§ REQUEST: Render the following material again verbatim, leaving nothing out.

§ Data entries:
%%

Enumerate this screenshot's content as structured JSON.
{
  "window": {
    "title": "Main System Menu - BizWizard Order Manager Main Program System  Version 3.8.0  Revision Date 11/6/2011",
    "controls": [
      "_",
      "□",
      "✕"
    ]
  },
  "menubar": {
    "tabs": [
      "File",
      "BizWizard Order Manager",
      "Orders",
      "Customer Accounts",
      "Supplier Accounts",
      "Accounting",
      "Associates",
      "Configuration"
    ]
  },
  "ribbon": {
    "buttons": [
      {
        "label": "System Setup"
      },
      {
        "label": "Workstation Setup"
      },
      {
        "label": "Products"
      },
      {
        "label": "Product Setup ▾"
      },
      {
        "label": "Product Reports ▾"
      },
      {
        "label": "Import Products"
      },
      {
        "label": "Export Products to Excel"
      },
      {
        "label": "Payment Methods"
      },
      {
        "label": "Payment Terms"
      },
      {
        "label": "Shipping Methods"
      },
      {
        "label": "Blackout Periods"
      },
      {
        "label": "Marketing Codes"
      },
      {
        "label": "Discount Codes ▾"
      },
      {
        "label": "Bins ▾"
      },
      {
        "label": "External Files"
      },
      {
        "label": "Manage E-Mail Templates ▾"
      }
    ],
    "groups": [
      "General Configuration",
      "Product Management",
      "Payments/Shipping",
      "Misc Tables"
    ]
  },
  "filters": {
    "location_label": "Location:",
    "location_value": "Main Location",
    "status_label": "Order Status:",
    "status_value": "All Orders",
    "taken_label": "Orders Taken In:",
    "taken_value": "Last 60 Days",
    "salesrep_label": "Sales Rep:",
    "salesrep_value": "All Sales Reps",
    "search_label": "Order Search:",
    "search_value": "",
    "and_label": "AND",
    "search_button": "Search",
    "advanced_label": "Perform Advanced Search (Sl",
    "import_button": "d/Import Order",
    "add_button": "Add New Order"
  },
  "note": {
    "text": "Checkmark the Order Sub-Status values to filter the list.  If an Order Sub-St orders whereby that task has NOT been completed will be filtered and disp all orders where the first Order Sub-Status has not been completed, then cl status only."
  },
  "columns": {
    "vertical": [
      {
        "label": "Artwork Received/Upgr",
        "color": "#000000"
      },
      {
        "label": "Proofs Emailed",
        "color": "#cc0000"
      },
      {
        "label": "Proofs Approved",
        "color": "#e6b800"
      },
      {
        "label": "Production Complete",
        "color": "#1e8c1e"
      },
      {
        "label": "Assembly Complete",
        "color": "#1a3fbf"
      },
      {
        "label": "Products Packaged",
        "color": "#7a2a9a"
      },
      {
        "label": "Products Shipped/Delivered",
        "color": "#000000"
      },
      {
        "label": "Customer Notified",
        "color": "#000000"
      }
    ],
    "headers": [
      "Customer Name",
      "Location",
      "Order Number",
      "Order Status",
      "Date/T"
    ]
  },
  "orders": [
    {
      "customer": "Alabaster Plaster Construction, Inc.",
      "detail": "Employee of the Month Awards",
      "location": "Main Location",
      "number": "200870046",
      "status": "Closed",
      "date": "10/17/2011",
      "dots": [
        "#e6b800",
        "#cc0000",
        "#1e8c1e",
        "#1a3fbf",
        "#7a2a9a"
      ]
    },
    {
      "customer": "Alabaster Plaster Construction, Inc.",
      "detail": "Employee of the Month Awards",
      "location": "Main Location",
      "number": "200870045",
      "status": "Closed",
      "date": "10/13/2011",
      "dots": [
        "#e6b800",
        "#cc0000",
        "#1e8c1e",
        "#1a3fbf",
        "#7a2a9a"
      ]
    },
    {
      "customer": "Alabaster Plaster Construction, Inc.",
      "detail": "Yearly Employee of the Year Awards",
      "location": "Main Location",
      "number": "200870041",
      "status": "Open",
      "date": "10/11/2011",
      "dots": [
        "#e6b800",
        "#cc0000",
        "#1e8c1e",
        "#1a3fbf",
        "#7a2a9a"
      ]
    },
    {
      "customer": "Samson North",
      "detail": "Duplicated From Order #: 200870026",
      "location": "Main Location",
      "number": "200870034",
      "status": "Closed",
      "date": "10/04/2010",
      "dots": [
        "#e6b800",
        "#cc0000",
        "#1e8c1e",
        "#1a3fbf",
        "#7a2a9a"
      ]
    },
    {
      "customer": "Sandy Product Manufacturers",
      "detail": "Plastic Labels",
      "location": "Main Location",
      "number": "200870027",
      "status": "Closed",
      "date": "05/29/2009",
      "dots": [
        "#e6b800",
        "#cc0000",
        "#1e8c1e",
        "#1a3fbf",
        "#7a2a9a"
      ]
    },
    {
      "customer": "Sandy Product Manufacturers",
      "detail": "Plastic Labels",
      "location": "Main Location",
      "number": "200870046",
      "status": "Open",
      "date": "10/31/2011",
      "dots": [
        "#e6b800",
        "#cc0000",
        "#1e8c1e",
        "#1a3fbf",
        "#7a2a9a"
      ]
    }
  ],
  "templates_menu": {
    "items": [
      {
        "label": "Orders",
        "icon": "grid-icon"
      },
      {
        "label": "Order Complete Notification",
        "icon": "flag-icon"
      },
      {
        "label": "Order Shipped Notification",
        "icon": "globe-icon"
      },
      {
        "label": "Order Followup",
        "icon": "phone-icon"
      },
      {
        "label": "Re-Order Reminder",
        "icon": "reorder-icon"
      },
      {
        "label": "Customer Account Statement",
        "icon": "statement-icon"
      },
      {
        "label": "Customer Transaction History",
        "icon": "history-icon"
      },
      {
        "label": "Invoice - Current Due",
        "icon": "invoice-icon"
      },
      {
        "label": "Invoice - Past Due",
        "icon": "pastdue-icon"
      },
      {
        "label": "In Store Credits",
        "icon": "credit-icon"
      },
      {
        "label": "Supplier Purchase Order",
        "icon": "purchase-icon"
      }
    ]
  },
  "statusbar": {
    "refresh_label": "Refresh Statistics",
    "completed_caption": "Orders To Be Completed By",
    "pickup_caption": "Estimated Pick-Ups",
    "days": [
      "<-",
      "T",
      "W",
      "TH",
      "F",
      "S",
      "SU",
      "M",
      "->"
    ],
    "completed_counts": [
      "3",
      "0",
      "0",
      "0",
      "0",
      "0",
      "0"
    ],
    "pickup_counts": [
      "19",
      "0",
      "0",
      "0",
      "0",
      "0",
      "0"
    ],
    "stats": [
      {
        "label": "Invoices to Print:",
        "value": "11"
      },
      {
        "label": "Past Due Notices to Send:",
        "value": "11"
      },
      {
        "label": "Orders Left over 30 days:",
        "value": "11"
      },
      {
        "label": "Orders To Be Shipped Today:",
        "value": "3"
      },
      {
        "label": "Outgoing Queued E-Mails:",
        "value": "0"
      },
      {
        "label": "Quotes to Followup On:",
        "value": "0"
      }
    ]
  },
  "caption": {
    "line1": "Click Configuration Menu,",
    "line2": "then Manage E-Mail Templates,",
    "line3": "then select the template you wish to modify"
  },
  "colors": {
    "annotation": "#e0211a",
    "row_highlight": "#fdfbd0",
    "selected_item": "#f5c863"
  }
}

%%

§ ANSWER TO THE EXERCISE:
Enumerate this screenshot's content as structured JSON.
{
  "window": {
    "title": "Main System Menu - BizWizard Order Manager Main Program System  Version 3.8.0  Revision Date 11/6/2011",
    "controls": [
      "_",
      "□",
      "✕"
    ]
  },
  "menubar": {
    "tabs": [
      "File",
      "BizWizard Order Manager",
      "Orders",
      "Customer Accounts",
      "Supplier Accounts",
      "Accounting",
      "Associates",
      "Configuration"
    ]
  },
  "ribbon": {
    "buttons": [
      {
        "label": "System Setup"
      },
      {
        "label": "Workstation Setup"
      },
      {
        "label": "Products"
      },
      {
        "label": "Product Setup ▾"
      },
      {
        "label": "Product Reports ▾"
      },
      {
        "label": "Import Products"
      },
      {
        "label": "Export Products to Excel"
      },
      {
        "label": "Payment Methods"
      },
      {
        "label": "Payment Terms"
      },
      {
        "label": "Shipping Methods"
      },
      {
        "label": "Blackout Periods"
      },
      {
        "label": "Marketing Codes"
      },
      {
        "label": "Discount Codes ▾"
      },
      {
        "label": "Bins ▾"
      },
      {
        "label": "External Files"
      },
      {
        "label": "Manage E-Mail Templates ▾"
      }
    ],
    "groups": [
      "General Configuration",
      "Product Management",
      "Payments/Shipping",
      "Misc Tables"
    ]
  },
  "filters": {
    "location_label": "Location:",
    "location_value": "Main Location",
    "status_label": "Order Status:",
    "status_value": "All Orders",
    "taken_label": "Orders Taken In:",
    "taken_value": "Last 60 Days",
    "salesrep_label": "Sales Rep:",
    "salesrep_value": "All Sales Reps",
    "search_label": "Order Search:",
    "search_value": "",
    "and_label": "AND",
    "search_button": "Search",
    "advanced_label": "Perform Advanced Search (Sl",
    "import_button": "d/Import Order",
    "add_button": "Add New Order"
  },
  "note": {
    "text": "Checkmark the Order Sub-Status values to filter the list.  If an Order Sub-St orders whereby that task has NOT been completed will be filtered and disp all orders where the first Order Sub-Status has not been completed, then cl status only."
  },
  "columns": {
    "vertical": [
      {
        "label": "Artwork Received/Upgr",
        "color": "#000000"
      },
      {
        "label": "Proofs Emailed",
        "color": "#cc0000"
      },
      {
        "label": "Proofs Approved",
        "color": "#e6b800"
      },
      {
        "label": "Production Complete",
        "color": "#1e8c1e"
      },
      {
        "label": "Assembly Complete",
        "color": "#1a3fbf"
      },
      {
        "label": "Products Packaged",
        "color": "#7a2a9a"
      },
      {
        "label": "Products Shipped/Delivered",
        "color": "#000000"
      },
      {
        "label": "Customer Notified",
        "color": "#000000"
      }
    ],
    "headers": [
      "Customer Name",
      "Location",
      "Order Number",
      "Order Status",
      "Date/T"
    ]
  },
  "orders": [
    {
      "customer": "Alabaster Plaster Construction, Inc.",
      "detail": "Employee of the Month Awards",
      "location": "Main Location",
      "number": "200870046",
      "status": "Closed",
      "date": "10/17/2011",
      "dots": [
        "#e6b800",
        "#cc0000",
        "#1e8c1e",
        "#1a3fbf",
        "#7a2a9a"
      ]
    },
    {
      "customer": "Alabaster Plaster Construction, Inc.",
      "detail": "Employee of the Month Awards",
      "location": "Main Location",
      "number": "200870045",
      "status": "Closed",
      "date": "10/13/2011",
      "dots": [
        "#e6b800",
        "#cc0000",
        "#1e8c1e",
        "#1a3fbf",
        "#7a2a9a"
      ]
    },
    {
      "customer": "Alabaster Plaster Construction, Inc.",
      "detail": "Yearly Employee of the Year Awards",
      "location": "Main Location",
      "number": "200870041",
      "status": "Open",
      "date": "10/11/2011",
      "dots": [
        "#e6b800",
        "#cc0000",
        "#1e8c1e",
        "#1a3fbf",
        "#7a2a9a"
      ]
    },
    {
      "customer": "Samson North",
      "detail": "Duplicated From Order #: 200870026",
      "location": "Main Location",
      "number": "200870034",
      "status": "Closed",
      "date": "10/04/2010",
      "dots": [
        "#e6b800",
        "#cc0000",
        "#1e8c1e",
        "#1a3fbf",
        "#7a2a9a"
      ]
    },
    {
      "customer": "Sandy Product Manufacturers",
      "detail": "Plastic Labels",
      "location": "Main Location",
      "number": "200870027",
      "status": "Closed",
      "date": "05/29/2009",
      "dots": [
        "#e6b800",
        "#cc0000",
        "#1e8c1e",
        "#1a3fbf",
        "#7a2a9a"
      ]
    },
    {
      "customer": "Sandy Product Manufacturers",
      "detail": "Plastic Labels",
      "location": "Main Location",
      "number": "200870046",
      "status": "Open",
      "date": "10/31/2011",
      "dots": [
        "#e6b800",
        "#cc0000",
        "#1e8c1e",
        "#1a3fbf",
        "#7a2a9a"
      ]
    }
  ],
  "templates_menu": {
    "items": [
      {
        "label": "Orders",
        "icon": "grid-icon"
      },
      {
        "label": "Order Complete Notification",
        "icon": "flag-icon"
      },
      {
        "label": "Order Shipped Notification",
        "icon": "globe-icon"
      },
      {
        "label": "Order Followup",
        "icon": "phone-icon"
      },
      {
        "label": "Re-Order Reminder",
        "icon": "reorder-icon"
      },
      {
        "label": "Customer Account Statement",
        "icon": "statement-icon"
      },
      {
        "label": "Customer Transaction History",
        "icon": "history-icon"
      },
      {
        "label": "Invoice - Current Due",
        "icon": "invoice-icon"
      },
      {
        "label": "Invoice - Past Due",
        "icon": "pastdue-icon"
      },
      {
        "label": "In Store Credits",
        "icon": "credit-icon"
      },
      {
        "label": "Supplier Purchase Order",
        "icon": "purchase-icon"
      }
    ]
  },
  "statusbar": {
    "refresh_label": "Refresh Statistics",
    "completed_caption": "Orders To Be Completed By",
    "pickup_caption": "Estimated Pick-Ups",
    "days": [
      "<-",
      "T",
      "W",
      "TH",
      "F",
      "S",
      "SU",
      "M",
      "->"
    ],
    "completed_counts": [
      "3",
      "0",
      "0",
      "0",
      "0",
      "0",
      "0"
    ],
    "pickup_counts": [
      "19",
      "0",
      "0",
      "0",
      "0",
      "0",
      "0"
    ],
    "stats": [
      {
        "label": "Invoices to Print:",
        "value": "11"
      },
      {
        "label": "Past Due Notices to Send:",
        "value": "11"
      },
      {
        "label": "Orders Left over 30 days:",
        "value": "11"
      },
      {
        "label": "Orders To Be Shipped Today:",
        "value": "3"
      },
      {
        "label": "Outgoing Queued E-Mails:",
        "value": "0"
      },
      {
        "label": "Quotes to Followup On:",
        "value": "0"
      }
    ]
  },
  "caption": {
    "line1": "Click Configuration Menu,",
    "line2": "then Manage E-Mail Templates,",
    "line3": "then select the template you wish to modify"
  },
  "colors": {
    "annotation": "#e0211a",
    "row_highlight": "#fdfbd0",
    "selected_item": "#f5c863"
  }
}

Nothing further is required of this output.